-- Start TEXT EXCERPT --

The City of Londonderry parliamentary constituency was a single member constituency in the Parliament of Northern Ireland. It was created in 1929, as one of the five single member constituencies replacing the former five member Londonderry constituency.

The constituency included the eastern part of the city of Derry and its environs including the Waterside district and Eglinton area.

The seat was held continuously by Ulster Unionist Party candidates, although it was often contested by other parties.

The constituency was last contested at the 1969 General Election. The Northern Ireland parliament was suspended in 1972 and abolished in 1973. In elections to various Northern Ireland assemblies and forums which sat from 1973 to 1986 the area formed part of a revived Londonderry constituency. Since the abolition of the 1982–1986 Northern Ireland assembly the area has formed part of the Foyle constituency.

-- End TEXT EXCERPT --
-- Start EXTRACTED MATERIAL --

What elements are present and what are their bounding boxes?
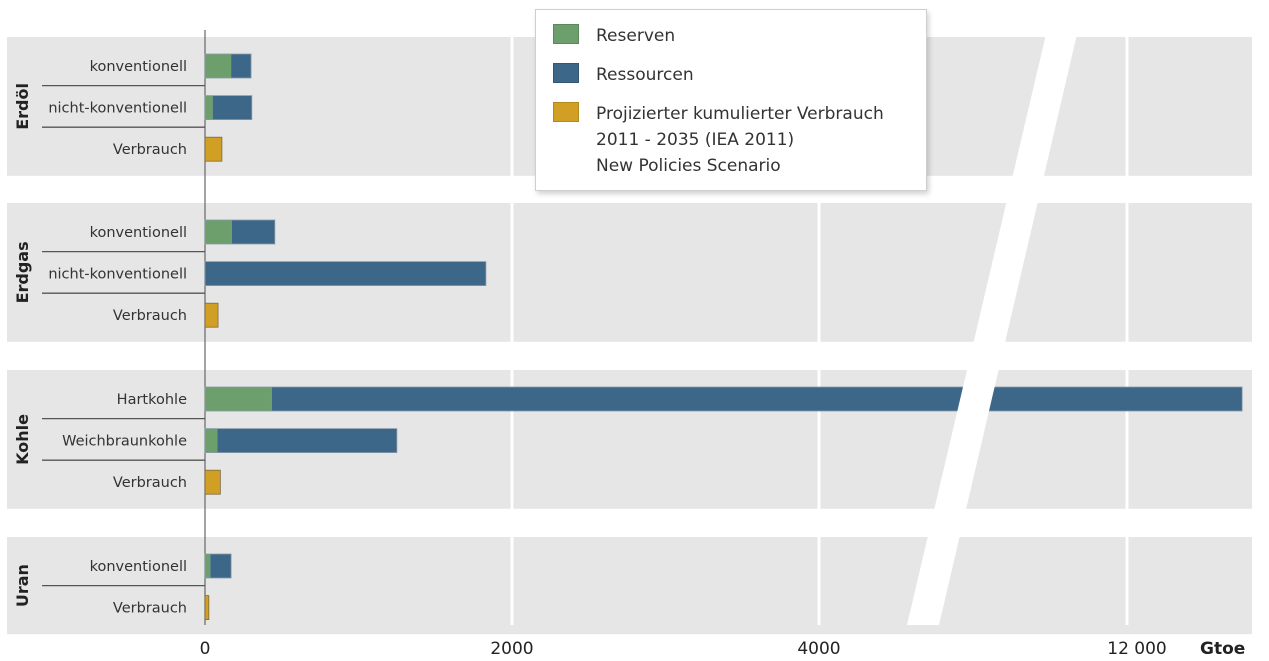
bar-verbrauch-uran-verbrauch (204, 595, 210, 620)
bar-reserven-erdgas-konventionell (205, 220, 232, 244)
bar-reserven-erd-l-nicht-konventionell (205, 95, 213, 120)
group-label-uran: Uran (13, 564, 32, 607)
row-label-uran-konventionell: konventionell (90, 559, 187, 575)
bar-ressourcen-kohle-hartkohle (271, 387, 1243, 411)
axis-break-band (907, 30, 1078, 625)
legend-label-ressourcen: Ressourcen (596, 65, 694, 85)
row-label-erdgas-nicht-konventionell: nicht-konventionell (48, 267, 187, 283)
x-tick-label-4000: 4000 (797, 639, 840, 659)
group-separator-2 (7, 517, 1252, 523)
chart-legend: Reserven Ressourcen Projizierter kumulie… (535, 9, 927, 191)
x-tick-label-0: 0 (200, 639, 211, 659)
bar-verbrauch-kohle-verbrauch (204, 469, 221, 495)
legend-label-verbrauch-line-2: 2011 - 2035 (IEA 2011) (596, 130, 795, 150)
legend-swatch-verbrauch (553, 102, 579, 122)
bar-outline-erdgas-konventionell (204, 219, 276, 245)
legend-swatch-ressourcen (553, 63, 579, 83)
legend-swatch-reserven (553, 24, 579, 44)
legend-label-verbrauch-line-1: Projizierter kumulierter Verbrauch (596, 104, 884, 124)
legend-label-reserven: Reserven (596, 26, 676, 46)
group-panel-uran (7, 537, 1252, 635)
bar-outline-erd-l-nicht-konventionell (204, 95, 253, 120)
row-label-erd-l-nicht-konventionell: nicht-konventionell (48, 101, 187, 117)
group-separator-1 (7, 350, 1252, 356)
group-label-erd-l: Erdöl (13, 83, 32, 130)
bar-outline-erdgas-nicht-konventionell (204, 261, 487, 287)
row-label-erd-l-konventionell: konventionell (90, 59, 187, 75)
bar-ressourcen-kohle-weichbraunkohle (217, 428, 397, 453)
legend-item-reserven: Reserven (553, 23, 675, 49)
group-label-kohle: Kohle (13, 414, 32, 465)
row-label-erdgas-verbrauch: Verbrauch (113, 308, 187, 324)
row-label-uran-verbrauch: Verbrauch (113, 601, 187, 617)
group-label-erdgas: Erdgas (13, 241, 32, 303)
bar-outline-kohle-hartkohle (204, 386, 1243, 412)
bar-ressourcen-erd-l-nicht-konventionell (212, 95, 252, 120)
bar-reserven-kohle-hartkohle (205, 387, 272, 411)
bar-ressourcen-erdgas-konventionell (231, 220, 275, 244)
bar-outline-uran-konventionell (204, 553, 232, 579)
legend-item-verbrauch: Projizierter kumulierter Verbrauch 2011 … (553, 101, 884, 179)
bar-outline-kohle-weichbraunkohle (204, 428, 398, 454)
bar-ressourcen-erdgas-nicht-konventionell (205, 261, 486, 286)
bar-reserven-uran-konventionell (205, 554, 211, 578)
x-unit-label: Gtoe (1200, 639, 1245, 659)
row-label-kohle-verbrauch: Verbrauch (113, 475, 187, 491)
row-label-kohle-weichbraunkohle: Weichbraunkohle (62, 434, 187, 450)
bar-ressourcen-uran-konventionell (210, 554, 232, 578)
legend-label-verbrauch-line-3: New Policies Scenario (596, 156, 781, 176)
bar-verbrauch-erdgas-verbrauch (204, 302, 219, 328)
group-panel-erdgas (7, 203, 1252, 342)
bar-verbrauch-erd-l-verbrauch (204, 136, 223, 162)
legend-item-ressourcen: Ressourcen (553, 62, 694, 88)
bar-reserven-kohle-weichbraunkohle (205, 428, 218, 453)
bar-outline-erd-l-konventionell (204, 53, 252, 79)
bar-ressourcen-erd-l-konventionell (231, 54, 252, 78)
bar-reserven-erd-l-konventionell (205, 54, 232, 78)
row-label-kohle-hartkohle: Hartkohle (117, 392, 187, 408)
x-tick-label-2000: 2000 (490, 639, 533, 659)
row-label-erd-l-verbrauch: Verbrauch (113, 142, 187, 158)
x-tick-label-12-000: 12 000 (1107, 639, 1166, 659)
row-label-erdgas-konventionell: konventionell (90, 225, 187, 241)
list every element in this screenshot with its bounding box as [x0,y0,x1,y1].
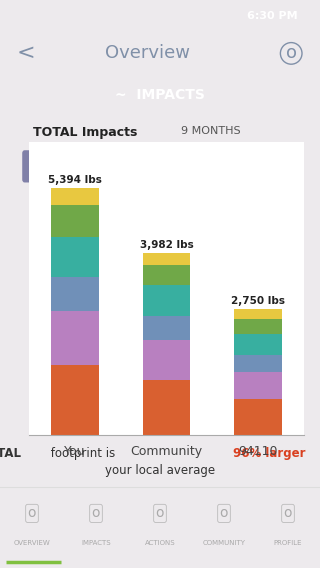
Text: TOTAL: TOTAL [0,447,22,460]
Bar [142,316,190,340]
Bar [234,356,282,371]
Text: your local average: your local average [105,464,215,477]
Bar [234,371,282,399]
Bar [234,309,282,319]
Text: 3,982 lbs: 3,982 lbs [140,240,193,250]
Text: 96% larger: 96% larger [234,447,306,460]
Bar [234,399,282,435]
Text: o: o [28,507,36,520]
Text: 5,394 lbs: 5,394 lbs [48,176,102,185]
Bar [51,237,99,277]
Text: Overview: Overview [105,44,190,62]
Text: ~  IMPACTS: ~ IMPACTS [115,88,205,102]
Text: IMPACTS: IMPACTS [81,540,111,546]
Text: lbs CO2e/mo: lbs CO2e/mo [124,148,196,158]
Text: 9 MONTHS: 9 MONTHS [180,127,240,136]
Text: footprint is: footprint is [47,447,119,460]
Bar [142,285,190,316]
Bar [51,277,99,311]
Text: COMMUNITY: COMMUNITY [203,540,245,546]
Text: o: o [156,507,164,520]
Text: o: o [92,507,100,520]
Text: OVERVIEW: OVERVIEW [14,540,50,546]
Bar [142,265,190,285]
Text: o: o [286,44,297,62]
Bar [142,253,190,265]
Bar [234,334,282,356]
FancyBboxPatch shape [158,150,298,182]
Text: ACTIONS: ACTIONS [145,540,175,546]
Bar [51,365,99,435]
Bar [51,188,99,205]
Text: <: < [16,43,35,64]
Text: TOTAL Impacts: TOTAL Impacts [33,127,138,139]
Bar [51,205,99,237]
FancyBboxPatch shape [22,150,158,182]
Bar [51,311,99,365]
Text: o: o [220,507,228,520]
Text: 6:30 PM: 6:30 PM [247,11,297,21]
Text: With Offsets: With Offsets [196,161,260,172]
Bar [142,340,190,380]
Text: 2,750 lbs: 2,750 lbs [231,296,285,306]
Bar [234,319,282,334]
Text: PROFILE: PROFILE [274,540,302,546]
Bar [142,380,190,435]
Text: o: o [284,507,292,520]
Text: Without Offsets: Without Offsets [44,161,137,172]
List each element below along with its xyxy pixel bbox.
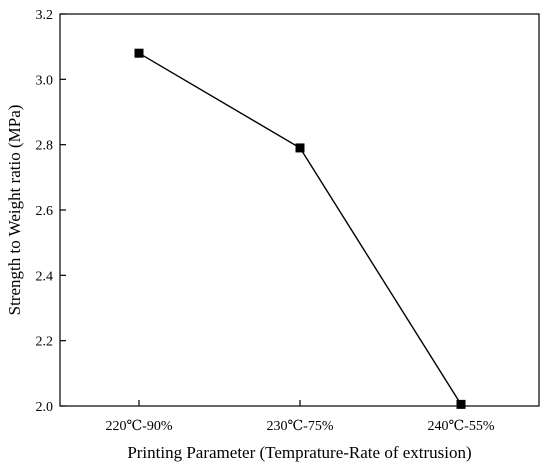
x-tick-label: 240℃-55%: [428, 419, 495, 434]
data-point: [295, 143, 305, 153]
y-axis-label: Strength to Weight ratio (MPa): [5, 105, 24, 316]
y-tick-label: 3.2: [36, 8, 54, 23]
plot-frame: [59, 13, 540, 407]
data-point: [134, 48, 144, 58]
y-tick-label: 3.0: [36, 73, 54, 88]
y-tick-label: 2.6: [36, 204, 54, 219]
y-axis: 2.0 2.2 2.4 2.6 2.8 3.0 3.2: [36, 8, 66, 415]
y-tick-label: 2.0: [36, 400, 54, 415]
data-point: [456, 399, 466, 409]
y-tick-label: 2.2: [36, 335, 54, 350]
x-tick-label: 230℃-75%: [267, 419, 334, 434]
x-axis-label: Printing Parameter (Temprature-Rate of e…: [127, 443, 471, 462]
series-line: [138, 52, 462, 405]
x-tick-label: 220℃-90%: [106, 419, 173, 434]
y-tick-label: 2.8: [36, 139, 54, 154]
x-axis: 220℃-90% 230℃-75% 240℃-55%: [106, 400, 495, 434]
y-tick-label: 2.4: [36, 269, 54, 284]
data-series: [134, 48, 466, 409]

-- End EXTRACTED MATERIAL --

WORK TO DO:
Copy out the passage on the City of Londonderry constituency in full, word for word.

COMPLETED TASK:
The City of Londonderry parliamentary constituency was a single member constituency in the Parliament of Northern Ireland. It was created in 1929, as one of the five single member constituencies replacing the former five member Londonderry constituency.

The constituency included the eastern part of the city of Derry and its environs including the Waterside district and Eglinton area.

The seat was held continuously by Ulster Unionist Party candidates, although it was often contested by other parties.

The constituency was last contested at the 1969 General Election. The Northern Ireland parliament was suspended in 1972 and abolished in 1973. In elections to various Northern Ireland assemblies and forums which sat from 1973 to 1986 the area formed part of a revived Londonderry constituency. Since the abolition of the 1982–1986 Northern Ireland assembly the area has formed part of the Foyle constituency.